Mais de uma década depois de seu último encontro com o público do Rio de Janeiro, em 2002, a carioca Beatriz Milhazes, uma das principais assinaturas da arte contemporânea brasileira, volta à cidade com a retrospectiva Meu Bem, que abre as portas nesta sexta-feira, no Paço Imperial.

Expondo quase anualmente em Estados Unidos, América Latina, Ásia e Europa (além da Bienal de Veneza, fundamental para sua divulgação no cenário internacional, teve 30 mostras individuais em 11 países até hoje), a artista expôs na Pinacoteca de São Paulo em 2008 e no Museu de Arte do Espírito Santo, em 2010, mas ficou longe das terras cariocas.

“Muitos me perguntam (sobre o hiato em sua terra natal), mas acho que as pessoas não têm ideia do esforço e do trabalho que montar uma exposição como essa exige”, comenta à Agência Efe.

Dispostas em ordem cronológica, as 60 obras – entre telas, colagens e gravuras – mostram a evolução do trabalho de um dos mais fortes nomes da chamada “Geração 80”, de 1989 aos dias atuais.

• _Dados fornecidos_:

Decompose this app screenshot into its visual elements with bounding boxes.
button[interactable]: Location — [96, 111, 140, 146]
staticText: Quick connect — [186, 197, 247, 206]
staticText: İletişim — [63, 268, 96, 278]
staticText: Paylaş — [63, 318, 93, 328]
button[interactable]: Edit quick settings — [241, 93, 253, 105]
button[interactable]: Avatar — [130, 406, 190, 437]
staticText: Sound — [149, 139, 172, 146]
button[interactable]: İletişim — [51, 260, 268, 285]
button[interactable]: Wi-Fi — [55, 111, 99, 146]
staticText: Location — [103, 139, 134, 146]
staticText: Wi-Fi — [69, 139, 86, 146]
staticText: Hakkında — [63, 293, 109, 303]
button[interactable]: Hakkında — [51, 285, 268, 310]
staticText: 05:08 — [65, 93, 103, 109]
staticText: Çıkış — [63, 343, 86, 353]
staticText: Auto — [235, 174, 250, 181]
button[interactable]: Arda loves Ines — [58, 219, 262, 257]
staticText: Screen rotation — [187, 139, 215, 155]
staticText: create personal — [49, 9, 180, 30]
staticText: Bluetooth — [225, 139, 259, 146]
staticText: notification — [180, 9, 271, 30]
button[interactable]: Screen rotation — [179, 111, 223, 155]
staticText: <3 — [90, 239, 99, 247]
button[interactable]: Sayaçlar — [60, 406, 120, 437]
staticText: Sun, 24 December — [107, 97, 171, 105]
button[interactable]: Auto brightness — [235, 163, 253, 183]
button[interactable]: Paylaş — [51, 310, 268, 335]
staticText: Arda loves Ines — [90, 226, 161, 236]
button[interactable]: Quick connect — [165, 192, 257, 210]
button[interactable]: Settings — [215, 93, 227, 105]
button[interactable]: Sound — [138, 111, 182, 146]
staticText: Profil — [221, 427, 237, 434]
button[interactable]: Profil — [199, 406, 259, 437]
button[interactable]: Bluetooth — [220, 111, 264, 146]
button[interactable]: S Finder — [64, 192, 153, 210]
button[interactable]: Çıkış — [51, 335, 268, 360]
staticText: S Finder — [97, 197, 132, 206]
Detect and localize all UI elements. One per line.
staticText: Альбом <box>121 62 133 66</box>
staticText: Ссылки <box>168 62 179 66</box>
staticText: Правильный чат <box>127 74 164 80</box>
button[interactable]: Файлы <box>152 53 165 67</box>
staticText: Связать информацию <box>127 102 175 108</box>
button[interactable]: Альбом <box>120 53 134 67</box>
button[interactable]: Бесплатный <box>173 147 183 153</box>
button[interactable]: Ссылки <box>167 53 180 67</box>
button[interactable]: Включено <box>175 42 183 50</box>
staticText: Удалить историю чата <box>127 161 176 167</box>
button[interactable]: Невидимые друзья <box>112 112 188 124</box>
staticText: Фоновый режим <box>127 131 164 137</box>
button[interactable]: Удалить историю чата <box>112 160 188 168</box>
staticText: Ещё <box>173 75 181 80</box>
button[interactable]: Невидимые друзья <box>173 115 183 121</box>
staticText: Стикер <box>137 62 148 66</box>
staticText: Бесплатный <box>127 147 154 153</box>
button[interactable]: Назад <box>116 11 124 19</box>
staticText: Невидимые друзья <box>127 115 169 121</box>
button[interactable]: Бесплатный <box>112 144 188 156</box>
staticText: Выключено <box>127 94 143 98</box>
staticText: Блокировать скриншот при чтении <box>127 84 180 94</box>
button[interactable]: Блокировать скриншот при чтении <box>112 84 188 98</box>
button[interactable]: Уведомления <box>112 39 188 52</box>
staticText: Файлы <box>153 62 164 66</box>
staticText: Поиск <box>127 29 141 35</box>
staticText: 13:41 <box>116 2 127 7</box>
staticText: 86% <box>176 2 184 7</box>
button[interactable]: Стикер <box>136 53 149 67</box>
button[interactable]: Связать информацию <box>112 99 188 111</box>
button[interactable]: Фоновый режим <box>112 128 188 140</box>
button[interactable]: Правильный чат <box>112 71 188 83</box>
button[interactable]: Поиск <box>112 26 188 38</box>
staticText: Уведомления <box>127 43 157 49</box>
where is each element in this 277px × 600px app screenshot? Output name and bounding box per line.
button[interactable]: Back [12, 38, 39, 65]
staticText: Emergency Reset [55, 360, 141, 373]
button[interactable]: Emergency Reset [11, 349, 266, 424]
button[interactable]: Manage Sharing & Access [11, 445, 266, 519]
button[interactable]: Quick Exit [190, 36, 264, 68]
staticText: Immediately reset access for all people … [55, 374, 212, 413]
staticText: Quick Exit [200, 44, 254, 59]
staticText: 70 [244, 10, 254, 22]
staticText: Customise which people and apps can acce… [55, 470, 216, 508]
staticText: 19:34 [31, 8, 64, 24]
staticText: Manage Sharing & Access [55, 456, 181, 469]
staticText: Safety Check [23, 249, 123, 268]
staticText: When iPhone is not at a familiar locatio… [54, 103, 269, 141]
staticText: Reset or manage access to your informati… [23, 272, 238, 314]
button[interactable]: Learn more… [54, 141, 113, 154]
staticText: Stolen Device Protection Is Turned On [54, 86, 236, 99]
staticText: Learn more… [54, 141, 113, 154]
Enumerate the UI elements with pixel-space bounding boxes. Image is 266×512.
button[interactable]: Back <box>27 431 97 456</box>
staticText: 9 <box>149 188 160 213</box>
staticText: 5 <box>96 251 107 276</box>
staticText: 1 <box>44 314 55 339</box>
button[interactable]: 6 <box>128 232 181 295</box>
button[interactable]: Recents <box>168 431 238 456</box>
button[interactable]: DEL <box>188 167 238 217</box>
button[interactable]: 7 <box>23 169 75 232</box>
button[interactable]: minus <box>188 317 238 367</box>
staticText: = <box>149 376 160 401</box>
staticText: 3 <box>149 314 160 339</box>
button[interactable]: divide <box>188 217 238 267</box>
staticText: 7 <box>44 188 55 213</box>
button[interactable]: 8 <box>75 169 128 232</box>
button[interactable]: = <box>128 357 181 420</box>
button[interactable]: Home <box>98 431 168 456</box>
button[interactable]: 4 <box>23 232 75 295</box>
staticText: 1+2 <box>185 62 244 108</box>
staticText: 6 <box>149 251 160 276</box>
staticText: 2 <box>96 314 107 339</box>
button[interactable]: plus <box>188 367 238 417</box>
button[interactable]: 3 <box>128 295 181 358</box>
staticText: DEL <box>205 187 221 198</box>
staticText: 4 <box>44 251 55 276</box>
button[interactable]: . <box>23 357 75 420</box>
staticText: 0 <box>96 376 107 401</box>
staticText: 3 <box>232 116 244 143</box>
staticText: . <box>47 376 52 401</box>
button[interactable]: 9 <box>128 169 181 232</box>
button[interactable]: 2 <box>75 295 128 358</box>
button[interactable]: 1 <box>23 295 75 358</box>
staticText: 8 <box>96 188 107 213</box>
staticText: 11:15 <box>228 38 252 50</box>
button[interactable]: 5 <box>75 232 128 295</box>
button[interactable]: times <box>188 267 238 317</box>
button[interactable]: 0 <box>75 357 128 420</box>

• _Tarefas propostas_:
• a. Transcreva a parte do texto sobre Beatriz Milhazes que começa nas palavras "Mais de uma" e termina depois de "no Paço Imperial.".
• b. Segundo o texto sobre Beatriz Milhazes, de que tipos são as obras reunidas na retrospectiva? Liste todos.
• c. De acordo com o texto sobre Beatriz Milhazes, as afirmações a seguir são verdadeiras? Responda sim ou não a cada uma e cite as palavras do texto que decidem a resposta. (i) A retrospectiva Meu Bem abre no Paço Imperial. (ii) A exposição reúne 30 obras. (iii) A artista expôs na Pinacoteca de São Paulo em 2010.

• _Soluções_:
• a.
Mais de uma década depois de seu último encontro com o público do Rio de Janeiro, em 2002, a carioca Beatriz Milhazes, uma das principais assinaturas da arte contemporânea brasileira, volta à cidade com a retrospectiva Meu Bem, que abre as portas nesta sexta-feira, no Paço Imperial.

• b. Telas, colagens e gravuras.

• c.
(i) Sim: "volta à cidade com a retrospectiva Meu Bem, que abre as portas nesta sexta-feira, no Paço Imperial".
(ii) Não: "as 60 obras – entre telas, colagens e gravuras".
(iii) Não: "a artista expôs na Pinacoteca de São Paulo em 2008".